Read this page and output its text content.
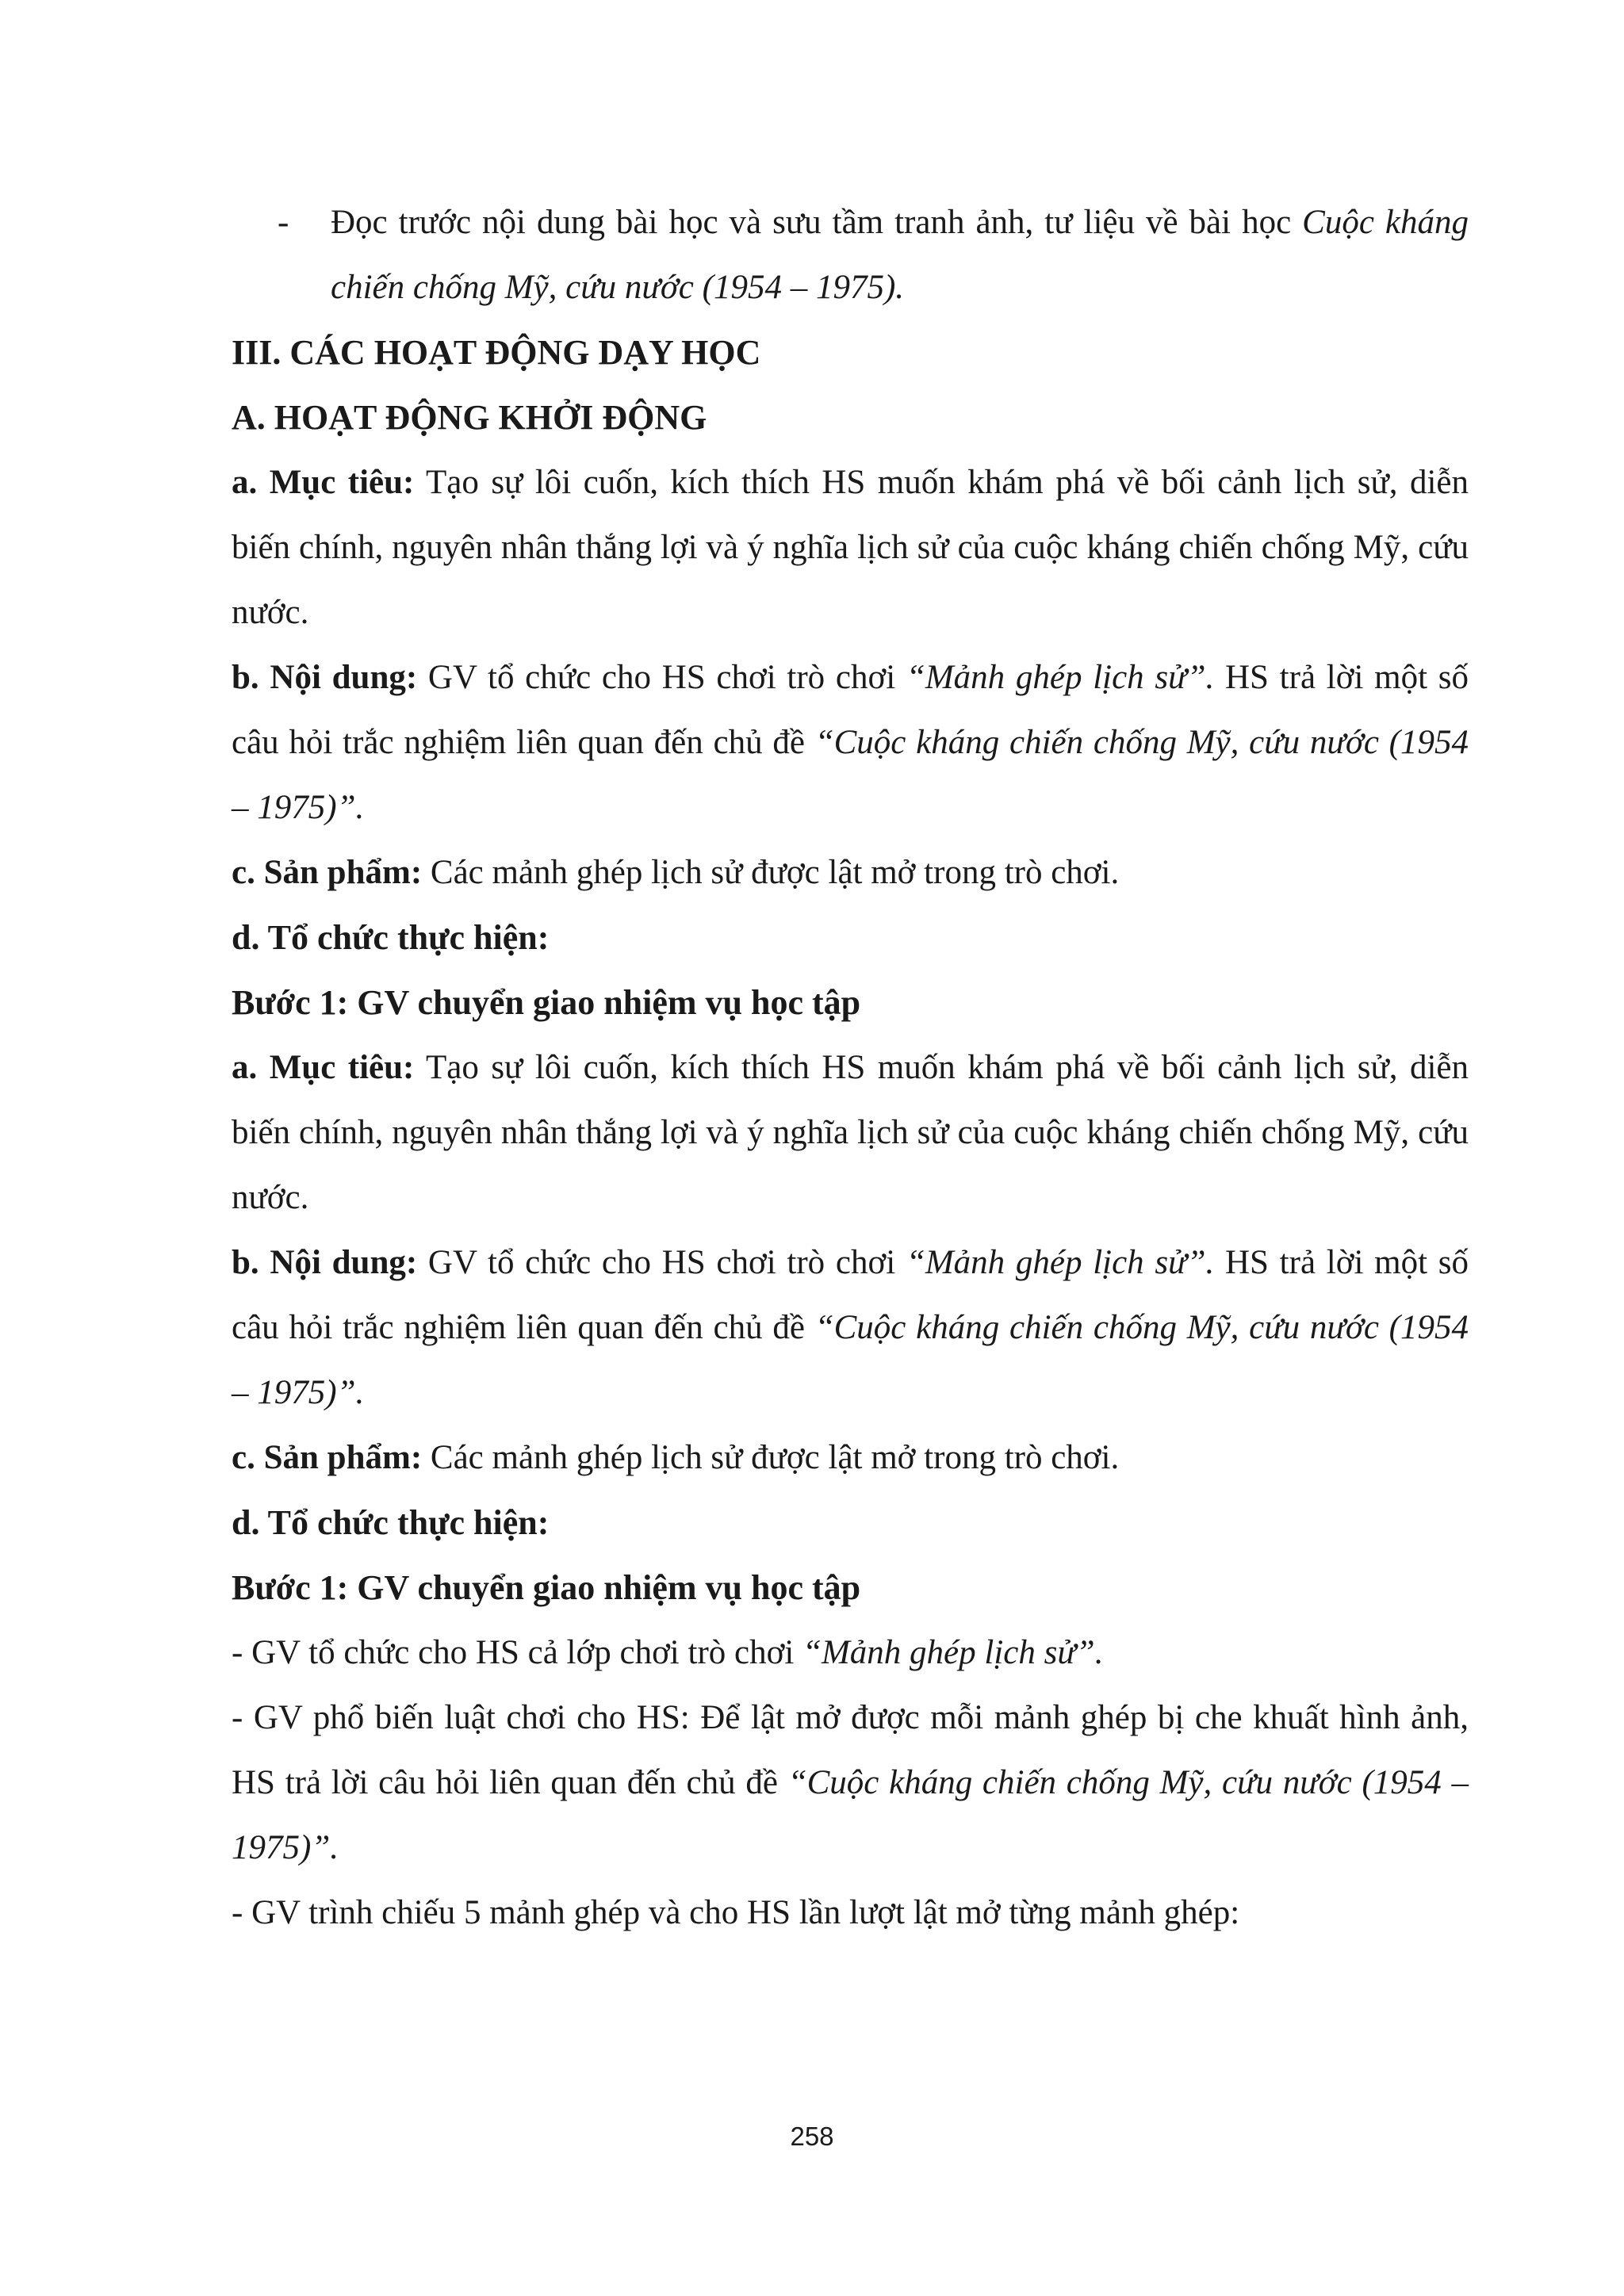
- Đọc trước nội dung bài học và sưu tầm tranh ảnh, tư liệu về bài học Cuộc kháng chiến chống Mỹ, cứu nước (1954 – 1975).

III. CÁC HOẠT ĐỘNG DẠY HỌC

A. HOẠT ĐỘNG KHỞI ĐỘNG

a. Mục tiêu: Tạo sự lôi cuốn, kích thích HS muốn khám phá về bối cảnh lịch sử, diễn biến chính, nguyên nhân thắng lợi và ý nghĩa lịch sử của cuộc kháng chiến chống Mỹ, cứu nước.

b. Nội dung: GV tổ chức cho HS chơi trò chơi “Mảnh ghép lịch sử”. HS trả lời một số câu hỏi trắc nghiệm liên quan đến chủ đề “Cuộc kháng chiến chống Mỹ, cứu nước (1954 – 1975)”.

c. Sản phẩm: Các mảnh ghép lịch sử được lật mở trong trò chơi.

d. Tổ chức thực hiện:

Bước 1: GV chuyển giao nhiệm vụ học tập

a. Mục tiêu: Tạo sự lôi cuốn, kích thích HS muốn khám phá về bối cảnh lịch sử, diễn biến chính, nguyên nhân thắng lợi và ý nghĩa lịch sử của cuộc kháng chiến chống Mỹ, cứu nước.

b. Nội dung: GV tổ chức cho HS chơi trò chơi “Mảnh ghép lịch sử”. HS trả lời một số câu hỏi trắc nghiệm liên quan đến chủ đề “Cuộc kháng chiến chống Mỹ, cứu nước (1954 – 1975)”.

c. Sản phẩm: Các mảnh ghép lịch sử được lật mở trong trò chơi.

d. Tổ chức thực hiện:

Bước 1: GV chuyển giao nhiệm vụ học tập

- GV tổ chức cho HS cả lớp chơi trò chơi “Mảnh ghép lịch sử”.

- GV phổ biến luật chơi cho HS: Để lật mở được mỗi mảnh ghép bị che khuất hình ảnh, HS trả lời câu hỏi liên quan đến chủ đề “Cuộc kháng chiến chống Mỹ, cứu nước (1954 – 1975)”.

- GV trình chiếu 5 mảnh ghép và cho HS lần lượt lật mở từng mảnh ghép:

258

Objective: In the entries above, find the lines containing the word "ĐỘNG" and say how many there are, with no other words.

Finished exercise: 2